## BEGIN EXERCISE MATERIALS

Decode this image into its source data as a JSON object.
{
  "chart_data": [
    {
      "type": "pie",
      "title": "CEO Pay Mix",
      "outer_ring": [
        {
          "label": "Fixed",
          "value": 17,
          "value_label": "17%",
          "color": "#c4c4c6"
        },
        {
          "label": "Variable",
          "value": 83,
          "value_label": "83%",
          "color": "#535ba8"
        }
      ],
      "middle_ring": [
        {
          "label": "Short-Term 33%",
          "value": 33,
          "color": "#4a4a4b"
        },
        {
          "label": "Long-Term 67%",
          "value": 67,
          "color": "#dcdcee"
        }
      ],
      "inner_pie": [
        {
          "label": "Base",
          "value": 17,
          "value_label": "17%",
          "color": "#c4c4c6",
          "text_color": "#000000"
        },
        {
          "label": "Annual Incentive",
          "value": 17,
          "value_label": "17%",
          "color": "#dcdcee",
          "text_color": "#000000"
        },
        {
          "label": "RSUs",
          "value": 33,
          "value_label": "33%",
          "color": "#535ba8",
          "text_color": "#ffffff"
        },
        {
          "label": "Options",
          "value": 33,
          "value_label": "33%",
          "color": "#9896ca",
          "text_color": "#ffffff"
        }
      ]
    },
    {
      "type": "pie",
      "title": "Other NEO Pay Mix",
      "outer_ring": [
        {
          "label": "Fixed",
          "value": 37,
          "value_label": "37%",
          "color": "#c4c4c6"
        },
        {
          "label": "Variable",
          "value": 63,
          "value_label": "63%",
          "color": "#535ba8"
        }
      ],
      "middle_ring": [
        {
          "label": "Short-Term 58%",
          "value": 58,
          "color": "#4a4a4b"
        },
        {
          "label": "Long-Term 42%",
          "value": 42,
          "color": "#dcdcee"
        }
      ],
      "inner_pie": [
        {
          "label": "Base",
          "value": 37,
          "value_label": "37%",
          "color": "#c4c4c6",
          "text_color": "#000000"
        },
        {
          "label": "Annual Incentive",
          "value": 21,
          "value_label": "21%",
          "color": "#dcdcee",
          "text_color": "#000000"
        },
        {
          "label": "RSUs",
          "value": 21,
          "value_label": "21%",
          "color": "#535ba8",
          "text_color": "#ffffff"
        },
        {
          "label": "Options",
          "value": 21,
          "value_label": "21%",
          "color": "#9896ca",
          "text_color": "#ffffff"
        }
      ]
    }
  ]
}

## END EXERCISE MATERIALS

### GOAL OF THE EXERCISE
Restate the listing in full, word for word.

### RESULT
Decode this image into its source data as a JSON object.
{
  "chart_data": [
    {
      "type": "pie",
      "title": "CEO Pay Mix",
      "outer_ring": [
        {
          "label": "Fixed",
          "value": 17,
          "value_label": "17%",
          "color": "#c4c4c6"
        },
        {
          "label": "Variable",
          "value": 83,
          "value_label": "83%",
          "color": "#535ba8"
        }
      ],
      "middle_ring": [
        {
          "label": "Short-Term 33%",
          "value": 33,
          "color": "#4a4a4b"
        },
        {
          "label": "Long-Term 67%",
          "value": 67,
          "color": "#dcdcee"
        }
      ],
      "inner_pie": [
        {
          "label": "Base",
          "value": 17,
          "value_label": "17%",
          "color": "#c4c4c6",
          "text_color": "#000000"
        },
        {
          "label": "Annual Incentive",
          "value": 17,
          "value_label": "17%",
          "color": "#dcdcee",
          "text_color": "#000000"
        },
        {
          "label": "RSUs",
          "value": 33,
          "value_label": "33%",
          "color": "#535ba8",
          "text_color": "#ffffff"
        },
        {
          "label": "Options",
          "value": 33,
          "value_label": "33%",
          "color": "#9896ca",
          "text_color": "#ffffff"
        }
      ]
    },
    {
      "type": "pie",
      "title": "Other NEO Pay Mix",
      "outer_ring": [
        {
          "label": "Fixed",
          "value": 37,
          "value_label": "37%",
          "color": "#c4c4c6"
        },
        {
          "label": "Variable",
          "value": 63,
          "value_label": "63%",
          "color": "#535ba8"
        }
      ],
      "middle_ring": [
        {
          "label": "Short-Term 58%",
          "value": 58,
          "color": "#4a4a4b"
        },
        {
          "label": "Long-Term 42%",
          "value": 42,
          "color": "#dcdcee"
        }
      ],
      "inner_pie": [
        {
          "label": "Base",
          "value": 37,
          "value_label": "37%",
          "color": "#c4c4c6",
          "text_color": "#000000"
        },
        {
          "label": "Annual Incentive",
          "value": 21,
          "value_label": "21%",
          "color": "#dcdcee",
          "text_color": "#000000"
        },
        {
          "label": "RSUs",
          "value": 21,
          "value_label": "21%",
          "color": "#535ba8",
          "text_color": "#ffffff"
        },
        {
          "label": "Options",
          "value": 21,
          "value_label": "21%",
          "color": "#9896ca",
          "text_color": "#ffffff"
        }
      ]
    }
  ]
}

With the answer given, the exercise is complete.